[begin Material to process]

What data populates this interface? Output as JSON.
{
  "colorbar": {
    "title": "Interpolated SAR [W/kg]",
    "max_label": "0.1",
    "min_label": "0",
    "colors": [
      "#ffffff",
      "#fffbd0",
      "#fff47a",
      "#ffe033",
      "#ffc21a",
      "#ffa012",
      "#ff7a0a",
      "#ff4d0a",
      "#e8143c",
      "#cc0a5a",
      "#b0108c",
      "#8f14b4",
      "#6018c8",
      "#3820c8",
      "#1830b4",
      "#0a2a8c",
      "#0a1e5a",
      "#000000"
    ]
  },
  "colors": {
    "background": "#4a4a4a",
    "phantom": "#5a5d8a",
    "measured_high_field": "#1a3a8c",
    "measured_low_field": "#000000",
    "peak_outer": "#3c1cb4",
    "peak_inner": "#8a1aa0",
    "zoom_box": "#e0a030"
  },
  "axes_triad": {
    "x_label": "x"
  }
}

[end Material to process]

- **Exercise goal**:
Copy every line of the material, please, keeping it exactly the same.

- **Task output**:
What data populates this interface? Output as JSON.
{
  "colorbar": {
    "title": "Interpolated SAR [W/kg]",
    "max_label": "0.1",
    "min_label": "0",
    "colors": [
      "#ffffff",
      "#fffbd0",
      "#fff47a",
      "#ffe033",
      "#ffc21a",
      "#ffa012",
      "#ff7a0a",
      "#ff4d0a",
      "#e8143c",
      "#cc0a5a",
      "#b0108c",
      "#8f14b4",
      "#6018c8",
      "#3820c8",
      "#1830b4",
      "#0a2a8c",
      "#0a1e5a",
      "#000000"
    ]
  },
  "colors": {
    "background": "#4a4a4a",
    "phantom": "#5a5d8a",
    "measured_high_field": "#1a3a8c",
    "measured_low_field": "#000000",
    "peak_outer": "#3c1cb4",
    "peak_inner": "#8a1aa0",
    "zoom_box": "#e0a030"
  },
  "axes_triad": {
    "x_label": "x"
  }
}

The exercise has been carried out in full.